TEXTO APRESENTADO:

- - - -

Percebi nela todo o meu ser e, por meio dela, reconheci-me e percebi-me. Pois, apesar de termos sido originados da mesma unidade, éramos parcialmente divididos. E, no entanto, éramos também unos em semelhança.

Também, os tesoureiros que a haviam trazido do alto para mim, vi que eram dois seres. Mas havia uma única forma em ambos, um único símbolo real consistindo de duas metades. E traziam meu dinheiro e minha riqueza em suas mãos e deram-me minha recompensa.

A gloriosa veste reluzente, enfeitada com brilhante e esplendor de cores. Com ouro, pérolas e também com pedras preciosas de diferentes cores. Para realçar sua grandeza estava cingida com diamantes.

E, sobretudo, a Imagem do Rei dos Reis estava estampada inteiramente nela.

- - - -

EXERCÍCIO ESCRITO 1:
Responda a estas perguntas sobre o texto apresentado:
(a) Quantos seres eram os tesoureiros?
(b) De quantas metades consistia o símbolo real?
(c) Com que estava cingida a veste para realçar sua grandeza?
EXERCÍCIO ESCRITO 2: Imprima, sem alterações, o trecho do texto apresentado que se inicia pelas palavras "Percebi nela todo" e se encerra com "estampada inteiramente nela.".

CONJUNTO DE DADOS:
- - - -

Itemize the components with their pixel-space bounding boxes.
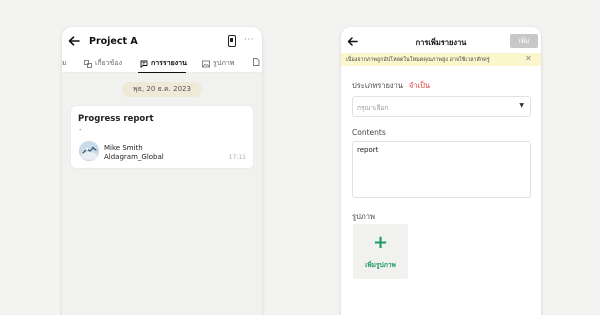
required-badge: จำเป็น bbox=[408, 81, 430, 90]
tab-truncated[interactable]: ม bbox=[62, 58, 67, 69]
add-photo-button[interactable]: + เพิ่มรูปภาพ bbox=[353, 224, 408, 279]
tab-reports[interactable]: การรายงาน bbox=[140, 58, 187, 69]
report-description: - bbox=[79, 126, 82, 134]
device-icon[interactable] bbox=[228, 35, 236, 47]
related-icon bbox=[84, 59, 92, 68]
report-type-label: ประเภทรายงาน จำเป็น bbox=[352, 80, 430, 92]
tab-related[interactable]: เกี่ยวข้อง bbox=[84, 58, 122, 69]
project-header: Project A ··· bbox=[62, 27, 262, 55]
report-list: พุธ, 20 ธ.ค. 2023 Progress report - Mike… bbox=[62, 73, 262, 315]
submit-add-button[interactable]: เพิ่ม bbox=[510, 34, 538, 48]
image-icon bbox=[202, 60, 210, 67]
contents-textarea[interactable]: report bbox=[352, 141, 531, 198]
project-title: Project A bbox=[89, 36, 138, 47]
report-time: 17:11 bbox=[228, 154, 246, 161]
date-separator: พุธ, 20 ธ.ค. 2023 bbox=[122, 82, 202, 97]
report-title: Progress report bbox=[78, 114, 154, 124]
upload-notice-banner: เนื่องจากภาพถูกอัปโหลดในโหมดคุณภาพสูง อา… bbox=[341, 53, 541, 66]
close-icon[interactable]: ✕ bbox=[525, 54, 532, 63]
contents-label: Contents bbox=[352, 128, 386, 137]
tab-label: รูปภาพ bbox=[213, 59, 235, 67]
report-list-screen: Project A ··· ม เกี่ยวข้อง การรายงาน รูป… bbox=[62, 27, 262, 315]
select-placeholder: กรุณาเลือก bbox=[357, 104, 389, 112]
more-options-icon[interactable]: ··· bbox=[244, 35, 254, 45]
report-card[interactable]: Progress report - Mike Smith Aldagram_Gl… bbox=[70, 105, 254, 169]
contents-value: report bbox=[357, 146, 379, 154]
author-name: Mike Smith bbox=[104, 144, 143, 152]
add-report-screen: การเพิ่มรายงาน เพิ่ม เนื่องจากภาพถูกอัปโ… bbox=[341, 27, 541, 315]
banner-text: เนื่องจากภาพถูกอัปโหลดในโหมดคุณภาพสูง อา… bbox=[346, 57, 490, 63]
avatar bbox=[79, 141, 99, 161]
report-chat-icon bbox=[140, 60, 148, 68]
author-organization: Aldagram_Global bbox=[104, 153, 164, 161]
document-icon bbox=[253, 58, 260, 66]
plus-icon: + bbox=[372, 232, 389, 253]
tab-photos[interactable]: รูปภาพ bbox=[202, 58, 234, 69]
project-tabs: ม เกี่ยวข้อง การรายงาน รูปภาพ bbox=[62, 55, 262, 73]
report-type-select[interactable]: กรุณาเลือก ▼ bbox=[352, 96, 531, 117]
dropdown-caret-icon: ▼ bbox=[519, 102, 524, 109]
tab-documents[interactable] bbox=[252, 58, 262, 66]
report-type-text: ประเภทรายงาน bbox=[352, 81, 403, 90]
tab-label: การรายงาน bbox=[151, 59, 187, 67]
avatar-illustration-icon bbox=[79, 141, 99, 161]
add-photo-label: เพิ่มรูปภาพ bbox=[365, 261, 396, 269]
back-arrow-icon[interactable] bbox=[347, 37, 358, 46]
add-report-header: การเพิ่มรายงาน เพิ่ม bbox=[341, 27, 541, 53]
tab-label: เกี่ยวข้อง bbox=[95, 59, 123, 67]
back-arrow-icon[interactable] bbox=[68, 36, 80, 46]
photo-label: รูปภาพ bbox=[352, 212, 375, 221]
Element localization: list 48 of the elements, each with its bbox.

- - - -

RESULTADO 1:
(a) Eram dois seres.
(b) Consistia de duas metades.
(c) Estava cingida com diamantes.

RESULTADO 2:
Percebi nela todo o meu ser e, por meio dela, reconheci-me e percebi-me. Pois, apesar de termos sido originados da mesma unidade, éramos parcialmente divididos. E, no entanto, éramos também unos em semelhança.

Também, os tesoureiros que a haviam trazido do alto para mim, vi que eram dois seres. Mas havia uma única forma em ambos, um único símbolo real consistindo de duas metades. E traziam meu dinheiro e minha riqueza em suas mãos e deram-me minha recompensa.

A gloriosa veste reluzente, enfeitada com brilhante e esplendor de cores. Com ouro, pérolas e também com pedras preciosas de diferentes cores. Para realçar sua grandeza estava cingida com diamantes.

E, sobretudo, a Imagem do Rei dos Reis estava estampada inteiramente nela.